§ Work to do: Track down every line below that holds "right" and copy it.

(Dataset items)

────────

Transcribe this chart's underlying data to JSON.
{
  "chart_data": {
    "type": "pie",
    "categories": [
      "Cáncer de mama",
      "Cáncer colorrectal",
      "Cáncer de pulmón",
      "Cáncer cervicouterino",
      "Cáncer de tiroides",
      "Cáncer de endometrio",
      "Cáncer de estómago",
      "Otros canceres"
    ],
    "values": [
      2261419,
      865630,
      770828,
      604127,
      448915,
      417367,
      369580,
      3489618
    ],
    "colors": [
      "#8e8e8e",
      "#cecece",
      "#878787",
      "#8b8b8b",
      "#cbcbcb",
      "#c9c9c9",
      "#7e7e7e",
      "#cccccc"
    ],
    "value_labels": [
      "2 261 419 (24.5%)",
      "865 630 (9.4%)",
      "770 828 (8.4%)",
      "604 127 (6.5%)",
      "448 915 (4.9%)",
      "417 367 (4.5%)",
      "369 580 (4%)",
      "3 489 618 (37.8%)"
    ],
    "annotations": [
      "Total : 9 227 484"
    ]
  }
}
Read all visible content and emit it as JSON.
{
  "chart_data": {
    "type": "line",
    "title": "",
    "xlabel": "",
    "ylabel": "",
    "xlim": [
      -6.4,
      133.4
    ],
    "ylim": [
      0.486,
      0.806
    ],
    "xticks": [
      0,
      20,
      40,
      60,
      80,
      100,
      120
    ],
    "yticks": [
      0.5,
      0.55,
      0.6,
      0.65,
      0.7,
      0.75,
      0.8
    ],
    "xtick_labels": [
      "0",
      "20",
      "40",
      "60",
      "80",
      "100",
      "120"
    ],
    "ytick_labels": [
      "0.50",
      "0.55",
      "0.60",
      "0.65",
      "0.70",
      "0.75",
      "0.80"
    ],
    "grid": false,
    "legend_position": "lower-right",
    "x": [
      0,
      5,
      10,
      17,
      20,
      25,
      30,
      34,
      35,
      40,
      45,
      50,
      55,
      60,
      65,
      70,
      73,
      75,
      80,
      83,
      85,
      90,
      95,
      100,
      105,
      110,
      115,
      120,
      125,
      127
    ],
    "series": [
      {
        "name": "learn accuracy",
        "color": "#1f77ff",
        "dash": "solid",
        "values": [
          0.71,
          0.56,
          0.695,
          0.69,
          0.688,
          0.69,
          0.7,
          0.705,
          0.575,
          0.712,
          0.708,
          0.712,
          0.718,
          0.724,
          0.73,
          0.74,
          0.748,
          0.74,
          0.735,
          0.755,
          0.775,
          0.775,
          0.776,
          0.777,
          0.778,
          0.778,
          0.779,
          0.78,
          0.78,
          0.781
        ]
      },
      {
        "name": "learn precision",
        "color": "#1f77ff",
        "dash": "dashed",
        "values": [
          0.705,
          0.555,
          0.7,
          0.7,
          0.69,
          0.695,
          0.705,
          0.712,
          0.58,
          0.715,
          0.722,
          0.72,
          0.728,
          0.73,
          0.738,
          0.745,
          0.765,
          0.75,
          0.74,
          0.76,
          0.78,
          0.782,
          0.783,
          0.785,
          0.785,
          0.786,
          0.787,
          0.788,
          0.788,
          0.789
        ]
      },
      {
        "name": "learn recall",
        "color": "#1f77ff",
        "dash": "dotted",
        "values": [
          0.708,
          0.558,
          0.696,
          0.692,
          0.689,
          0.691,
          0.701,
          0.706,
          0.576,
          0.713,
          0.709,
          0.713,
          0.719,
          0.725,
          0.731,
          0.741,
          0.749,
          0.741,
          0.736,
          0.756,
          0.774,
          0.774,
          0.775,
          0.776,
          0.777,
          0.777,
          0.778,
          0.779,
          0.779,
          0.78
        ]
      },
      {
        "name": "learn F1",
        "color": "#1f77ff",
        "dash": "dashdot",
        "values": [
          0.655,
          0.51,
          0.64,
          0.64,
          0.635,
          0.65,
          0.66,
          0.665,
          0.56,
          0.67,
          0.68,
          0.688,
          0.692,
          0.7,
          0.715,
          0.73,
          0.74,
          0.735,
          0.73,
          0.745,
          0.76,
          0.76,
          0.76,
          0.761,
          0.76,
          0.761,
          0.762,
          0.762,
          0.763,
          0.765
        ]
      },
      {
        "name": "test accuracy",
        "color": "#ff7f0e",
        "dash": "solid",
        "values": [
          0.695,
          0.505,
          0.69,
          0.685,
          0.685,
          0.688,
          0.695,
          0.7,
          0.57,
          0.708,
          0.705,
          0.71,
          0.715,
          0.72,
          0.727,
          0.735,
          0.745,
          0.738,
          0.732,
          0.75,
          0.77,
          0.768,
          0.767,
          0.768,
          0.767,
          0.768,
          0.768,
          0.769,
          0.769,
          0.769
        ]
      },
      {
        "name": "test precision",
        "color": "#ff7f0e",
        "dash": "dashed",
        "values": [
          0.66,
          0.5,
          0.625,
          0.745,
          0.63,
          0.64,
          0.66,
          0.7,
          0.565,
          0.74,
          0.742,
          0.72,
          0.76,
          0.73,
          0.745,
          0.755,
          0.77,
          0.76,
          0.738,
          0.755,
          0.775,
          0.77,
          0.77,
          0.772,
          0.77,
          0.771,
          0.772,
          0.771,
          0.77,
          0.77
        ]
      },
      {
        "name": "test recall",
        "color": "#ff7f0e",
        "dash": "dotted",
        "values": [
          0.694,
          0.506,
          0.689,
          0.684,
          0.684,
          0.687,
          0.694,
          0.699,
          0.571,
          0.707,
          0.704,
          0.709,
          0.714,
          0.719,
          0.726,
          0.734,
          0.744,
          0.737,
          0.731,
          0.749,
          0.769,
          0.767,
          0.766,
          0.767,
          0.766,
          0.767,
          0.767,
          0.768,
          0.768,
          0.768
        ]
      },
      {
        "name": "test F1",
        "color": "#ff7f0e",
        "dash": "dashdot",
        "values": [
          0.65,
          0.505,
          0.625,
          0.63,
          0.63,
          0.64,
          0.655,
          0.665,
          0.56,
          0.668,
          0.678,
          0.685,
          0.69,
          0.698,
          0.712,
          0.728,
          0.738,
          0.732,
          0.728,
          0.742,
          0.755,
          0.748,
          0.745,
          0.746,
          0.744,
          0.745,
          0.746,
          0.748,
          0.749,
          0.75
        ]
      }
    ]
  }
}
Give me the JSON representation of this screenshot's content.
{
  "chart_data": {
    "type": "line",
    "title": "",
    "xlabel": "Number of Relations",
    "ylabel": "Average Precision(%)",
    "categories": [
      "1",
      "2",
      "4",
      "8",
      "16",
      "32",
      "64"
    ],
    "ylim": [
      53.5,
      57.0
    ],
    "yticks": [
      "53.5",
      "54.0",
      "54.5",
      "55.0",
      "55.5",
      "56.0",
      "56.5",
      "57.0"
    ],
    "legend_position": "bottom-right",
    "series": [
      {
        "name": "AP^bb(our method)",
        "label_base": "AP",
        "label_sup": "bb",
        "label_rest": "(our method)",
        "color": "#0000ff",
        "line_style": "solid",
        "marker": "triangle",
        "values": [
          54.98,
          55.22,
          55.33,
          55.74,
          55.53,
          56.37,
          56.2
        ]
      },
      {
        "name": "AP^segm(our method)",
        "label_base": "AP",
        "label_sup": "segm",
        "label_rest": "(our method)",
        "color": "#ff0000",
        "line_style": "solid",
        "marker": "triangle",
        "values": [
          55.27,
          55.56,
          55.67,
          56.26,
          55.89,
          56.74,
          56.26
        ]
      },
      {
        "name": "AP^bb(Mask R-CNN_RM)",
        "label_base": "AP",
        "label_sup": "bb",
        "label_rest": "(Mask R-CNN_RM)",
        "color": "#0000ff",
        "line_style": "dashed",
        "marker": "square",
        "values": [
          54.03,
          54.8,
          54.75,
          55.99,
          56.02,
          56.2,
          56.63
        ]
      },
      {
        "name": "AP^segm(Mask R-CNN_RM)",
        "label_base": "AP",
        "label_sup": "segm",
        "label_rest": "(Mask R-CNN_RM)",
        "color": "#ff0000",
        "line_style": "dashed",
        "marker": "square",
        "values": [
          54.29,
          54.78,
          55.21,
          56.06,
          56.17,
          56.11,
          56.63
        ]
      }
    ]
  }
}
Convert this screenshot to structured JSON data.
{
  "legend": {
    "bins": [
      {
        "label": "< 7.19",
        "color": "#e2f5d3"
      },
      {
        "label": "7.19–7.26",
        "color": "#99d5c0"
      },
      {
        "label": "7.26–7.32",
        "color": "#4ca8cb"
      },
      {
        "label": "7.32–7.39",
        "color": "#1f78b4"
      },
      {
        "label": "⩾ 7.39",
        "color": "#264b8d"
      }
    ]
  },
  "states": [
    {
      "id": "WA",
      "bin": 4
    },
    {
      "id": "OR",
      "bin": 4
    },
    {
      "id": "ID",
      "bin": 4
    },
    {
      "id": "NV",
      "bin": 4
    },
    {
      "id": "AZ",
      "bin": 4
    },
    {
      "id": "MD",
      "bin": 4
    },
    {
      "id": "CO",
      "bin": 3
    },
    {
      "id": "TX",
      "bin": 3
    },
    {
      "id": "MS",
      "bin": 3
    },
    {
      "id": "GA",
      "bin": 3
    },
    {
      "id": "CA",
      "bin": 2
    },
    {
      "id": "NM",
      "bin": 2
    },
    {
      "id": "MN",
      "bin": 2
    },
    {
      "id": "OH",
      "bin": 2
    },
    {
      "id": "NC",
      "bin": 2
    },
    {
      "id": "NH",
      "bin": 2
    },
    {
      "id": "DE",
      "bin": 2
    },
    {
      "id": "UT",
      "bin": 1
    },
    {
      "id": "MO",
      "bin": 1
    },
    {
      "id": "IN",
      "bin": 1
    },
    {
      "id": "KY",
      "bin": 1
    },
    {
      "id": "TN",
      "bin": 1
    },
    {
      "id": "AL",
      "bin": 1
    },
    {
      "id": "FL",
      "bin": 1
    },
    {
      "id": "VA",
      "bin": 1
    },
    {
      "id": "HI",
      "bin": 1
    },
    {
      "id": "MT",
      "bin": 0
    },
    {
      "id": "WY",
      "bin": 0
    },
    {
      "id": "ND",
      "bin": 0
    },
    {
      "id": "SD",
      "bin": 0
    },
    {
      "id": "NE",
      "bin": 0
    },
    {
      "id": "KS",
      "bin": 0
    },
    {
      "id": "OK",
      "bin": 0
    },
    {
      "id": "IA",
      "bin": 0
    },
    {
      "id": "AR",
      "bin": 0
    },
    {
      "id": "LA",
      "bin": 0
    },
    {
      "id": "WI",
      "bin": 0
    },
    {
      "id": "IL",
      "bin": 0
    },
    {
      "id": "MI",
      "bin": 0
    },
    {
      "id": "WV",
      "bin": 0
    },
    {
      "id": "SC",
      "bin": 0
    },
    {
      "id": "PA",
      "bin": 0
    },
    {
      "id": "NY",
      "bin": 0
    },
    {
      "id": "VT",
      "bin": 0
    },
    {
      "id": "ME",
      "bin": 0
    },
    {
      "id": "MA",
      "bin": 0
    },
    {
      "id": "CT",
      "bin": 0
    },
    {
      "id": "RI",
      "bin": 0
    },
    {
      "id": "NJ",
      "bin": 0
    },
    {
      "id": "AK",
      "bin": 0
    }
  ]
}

────────

§ Written solution:
    "legend_position": "lower-right",
    "legend_position": "bottom-right",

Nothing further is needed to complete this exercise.